> Items:
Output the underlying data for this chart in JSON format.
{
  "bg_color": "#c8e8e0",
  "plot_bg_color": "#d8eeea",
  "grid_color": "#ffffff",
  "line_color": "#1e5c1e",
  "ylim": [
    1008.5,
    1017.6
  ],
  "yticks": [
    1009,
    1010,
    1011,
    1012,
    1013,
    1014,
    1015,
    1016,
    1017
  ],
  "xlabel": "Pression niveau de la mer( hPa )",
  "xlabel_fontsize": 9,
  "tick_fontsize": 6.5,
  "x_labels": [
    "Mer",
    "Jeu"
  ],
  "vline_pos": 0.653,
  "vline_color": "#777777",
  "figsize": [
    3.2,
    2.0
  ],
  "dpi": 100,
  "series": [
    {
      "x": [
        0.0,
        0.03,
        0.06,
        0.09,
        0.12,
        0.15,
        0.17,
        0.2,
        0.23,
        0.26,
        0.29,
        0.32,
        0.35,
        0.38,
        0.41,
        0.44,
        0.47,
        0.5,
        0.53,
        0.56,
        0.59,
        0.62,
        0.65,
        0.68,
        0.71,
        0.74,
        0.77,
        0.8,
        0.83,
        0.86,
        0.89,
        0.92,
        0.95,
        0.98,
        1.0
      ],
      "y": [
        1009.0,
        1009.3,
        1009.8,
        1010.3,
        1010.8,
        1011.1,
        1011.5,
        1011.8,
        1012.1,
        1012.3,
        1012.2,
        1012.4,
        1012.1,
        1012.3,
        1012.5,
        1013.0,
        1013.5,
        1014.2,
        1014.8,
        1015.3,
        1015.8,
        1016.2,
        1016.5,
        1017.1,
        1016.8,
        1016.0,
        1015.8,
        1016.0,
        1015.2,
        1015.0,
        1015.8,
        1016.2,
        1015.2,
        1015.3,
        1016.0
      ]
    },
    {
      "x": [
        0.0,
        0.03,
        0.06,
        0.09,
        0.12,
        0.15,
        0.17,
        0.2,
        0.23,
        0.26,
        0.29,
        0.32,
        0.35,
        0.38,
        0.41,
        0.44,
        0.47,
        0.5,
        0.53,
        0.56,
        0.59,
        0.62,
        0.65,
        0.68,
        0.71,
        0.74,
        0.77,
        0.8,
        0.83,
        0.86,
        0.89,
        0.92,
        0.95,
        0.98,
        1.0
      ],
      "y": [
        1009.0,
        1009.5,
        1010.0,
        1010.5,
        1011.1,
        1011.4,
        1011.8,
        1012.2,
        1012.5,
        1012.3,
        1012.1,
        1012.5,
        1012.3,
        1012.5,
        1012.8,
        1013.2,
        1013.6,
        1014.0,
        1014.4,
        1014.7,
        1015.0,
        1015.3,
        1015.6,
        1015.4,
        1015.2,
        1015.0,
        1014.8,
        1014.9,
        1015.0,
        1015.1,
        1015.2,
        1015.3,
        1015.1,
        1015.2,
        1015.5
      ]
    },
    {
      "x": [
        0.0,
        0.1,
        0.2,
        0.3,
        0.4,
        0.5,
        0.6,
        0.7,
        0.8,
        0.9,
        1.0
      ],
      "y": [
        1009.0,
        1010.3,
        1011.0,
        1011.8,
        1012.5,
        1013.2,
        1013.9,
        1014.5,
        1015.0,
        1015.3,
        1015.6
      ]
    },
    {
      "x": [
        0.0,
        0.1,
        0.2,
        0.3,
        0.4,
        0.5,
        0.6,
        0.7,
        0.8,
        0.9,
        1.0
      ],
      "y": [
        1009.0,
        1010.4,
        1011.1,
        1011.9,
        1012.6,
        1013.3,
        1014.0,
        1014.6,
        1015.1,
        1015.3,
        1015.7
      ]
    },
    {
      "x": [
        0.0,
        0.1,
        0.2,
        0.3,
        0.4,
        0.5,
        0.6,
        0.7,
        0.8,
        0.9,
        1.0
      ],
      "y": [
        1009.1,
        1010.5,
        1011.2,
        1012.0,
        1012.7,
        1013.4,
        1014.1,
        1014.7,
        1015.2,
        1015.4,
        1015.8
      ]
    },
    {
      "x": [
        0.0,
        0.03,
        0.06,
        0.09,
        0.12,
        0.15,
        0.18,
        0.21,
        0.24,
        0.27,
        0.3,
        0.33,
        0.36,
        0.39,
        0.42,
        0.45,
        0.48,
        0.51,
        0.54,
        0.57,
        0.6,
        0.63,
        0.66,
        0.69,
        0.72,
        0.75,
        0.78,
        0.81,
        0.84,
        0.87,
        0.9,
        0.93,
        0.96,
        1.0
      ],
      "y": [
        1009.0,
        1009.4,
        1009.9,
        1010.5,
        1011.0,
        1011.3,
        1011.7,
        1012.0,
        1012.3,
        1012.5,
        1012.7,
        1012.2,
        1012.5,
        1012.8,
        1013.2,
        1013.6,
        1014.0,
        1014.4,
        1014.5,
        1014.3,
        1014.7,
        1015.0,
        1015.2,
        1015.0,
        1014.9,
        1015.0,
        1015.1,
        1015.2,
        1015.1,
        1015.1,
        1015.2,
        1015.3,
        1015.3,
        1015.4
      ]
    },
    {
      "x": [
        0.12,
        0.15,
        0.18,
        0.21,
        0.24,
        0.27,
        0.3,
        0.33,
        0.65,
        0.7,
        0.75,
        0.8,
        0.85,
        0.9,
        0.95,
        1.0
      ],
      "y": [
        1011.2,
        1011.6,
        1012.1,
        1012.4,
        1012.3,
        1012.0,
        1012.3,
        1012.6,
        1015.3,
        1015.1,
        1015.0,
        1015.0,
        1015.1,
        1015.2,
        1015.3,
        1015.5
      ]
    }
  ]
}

> Exercise objective: Repeat all of the records above exactly as written.

> The response:
Output the underlying data for this chart in JSON format.
{
  "bg_color": "#c8e8e0",
  "plot_bg_color": "#d8eeea",
  "grid_color": "#ffffff",
  "line_color": "#1e5c1e",
  "ylim": [
    1008.5,
    1017.6
  ],
  "yticks": [
    1009,
    1010,
    1011,
    1012,
    1013,
    1014,
    1015,
    1016,
    1017
  ],
  "xlabel": "Pression niveau de la mer( hPa )",
  "xlabel_fontsize": 9,
  "tick_fontsize": 6.5,
  "x_labels": [
    "Mer",
    "Jeu"
  ],
  "vline_pos": 0.653,
  "vline_color": "#777777",
  "figsize": [
    3.2,
    2.0
  ],
  "dpi": 100,
  "series": [
    {
      "x": [
        0.0,
        0.03,
        0.06,
        0.09,
        0.12,
        0.15,
        0.17,
        0.2,
        0.23,
        0.26,
        0.29,
        0.32,
        0.35,
        0.38,
        0.41,
        0.44,
        0.47,
        0.5,
        0.53,
        0.56,
        0.59,
        0.62,
        0.65,
        0.68,
        0.71,
        0.74,
        0.77,
        0.8,
        0.83,
        0.86,
        0.89,
        0.92,
        0.95,
        0.98,
        1.0
      ],
      "y": [
        1009.0,
        1009.3,
        1009.8,
        1010.3,
        1010.8,
        1011.1,
        1011.5,
        1011.8,
        1012.1,
        1012.3,
        1012.2,
        1012.4,
        1012.1,
        1012.3,
        1012.5,
        1013.0,
        1013.5,
        1014.2,
        1014.8,
        1015.3,
        1015.8,
        1016.2,
        1016.5,
        1017.1,
        1016.8,
        1016.0,
        1015.8,
        1016.0,
        1015.2,
        1015.0,
        1015.8,
        1016.2,
        1015.2,
        1015.3,
        1016.0
      ]
    },
    {
      "x": [
        0.0,
        0.03,
        0.06,
        0.09,
        0.12,
        0.15,
        0.17,
        0.2,
        0.23,
        0.26,
        0.29,
        0.32,
        0.35,
        0.38,
        0.41,
        0.44,
        0.47,
        0.5,
        0.53,
        0.56,
        0.59,
        0.62,
        0.65,
        0.68,
        0.71,
        0.74,
        0.77,
        0.8,
        0.83,
        0.86,
        0.89,
        0.92,
        0.95,
        0.98,
        1.0
      ],
      "y": [
        1009.0,
        1009.5,
        1010.0,
        1010.5,
        1011.1,
        1011.4,
        1011.8,
        1012.2,
        1012.5,
        1012.3,
        1012.1,
        1012.5,
        1012.3,
        1012.5,
        1012.8,
        1013.2,
        1013.6,
        1014.0,
        1014.4,
        1014.7,
        1015.0,
        1015.3,
        1015.6,
        1015.4,
        1015.2,
        1015.0,
        1014.8,
        1014.9,
        1015.0,
        1015.1,
        1015.2,
        1015.3,
        1015.1,
        1015.2,
        1015.5
      ]
    },
    {
      "x": [
        0.0,
        0.1,
        0.2,
        0.3,
        0.4,
        0.5,
        0.6,
        0.7,
        0.8,
        0.9,
        1.0
      ],
      "y": [
        1009.0,
        1010.3,
        1011.0,
        1011.8,
        1012.5,
        1013.2,
        1013.9,
        1014.5,
        1015.0,
        1015.3,
        1015.6
      ]
    },
    {
      "x": [
        0.0,
        0.1,
        0.2,
        0.3,
        0.4,
        0.5,
        0.6,
        0.7,
        0.8,
        0.9,
        1.0
      ],
      "y": [
        1009.0,
        1010.4,
        1011.1,
        1011.9,
        1012.6,
        1013.3,
        1014.0,
        1014.6,
        1015.1,
        1015.3,
        1015.7
      ]
    },
    {
      "x": [
        0.0,
        0.1,
        0.2,
        0.3,
        0.4,
        0.5,
        0.6,
        0.7,
        0.8,
        0.9,
        1.0
      ],
      "y": [
        1009.1,
        1010.5,
        1011.2,
        1012.0,
        1012.7,
        1013.4,
        1014.1,
        1014.7,
        1015.2,
        1015.4,
        1015.8
      ]
    },
    {
      "x": [
        0.0,
        0.03,
        0.06,
        0.09,
        0.12,
        0.15,
        0.18,
        0.21,
        0.24,
        0.27,
        0.3,
        0.33,
        0.36,
        0.39,
        0.42,
        0.45,
        0.48,
        0.51,
        0.54,
        0.57,
        0.6,
        0.63,
        0.66,
        0.69,
        0.72,
        0.75,
        0.78,
        0.81,
        0.84,
        0.87,
        0.9,
        0.93,
        0.96,
        1.0
      ],
      "y": [
        1009.0,
        1009.4,
        1009.9,
        1010.5,
        1011.0,
        1011.3,
        1011.7,
        1012.0,
        1012.3,
        1012.5,
        1012.7,
        1012.2,
        1012.5,
        1012.8,
        1013.2,
        1013.6,
        1014.0,
        1014.4,
        1014.5,
        1014.3,
        1014.7,
        1015.0,
        1015.2,
        1015.0,
        1014.9,
        1015.0,
        1015.1,
        1015.2,
        1015.1,
        1015.1,
        1015.2,
        1015.3,
        1015.3,
        1015.4
      ]
    },
    {
      "x": [
        0.12,
        0.15,
        0.18,
        0.21,
        0.24,
        0.27,
        0.3,
        0.33,
        0.65,
        0.7,
        0.75,
        0.8,
        0.85,
        0.9,
        0.95,
        1.0
      ],
      "y": [
        1011.2,
        1011.6,
        1012.1,
        1012.4,
        1012.3,
        1012.0,
        1012.3,
        1012.6,
        1015.3,
        1015.1,
        1015.0,
        1015.0,
        1015.1,
        1015.2,
        1015.3,
        1015.5
      ]
    }
  ]
}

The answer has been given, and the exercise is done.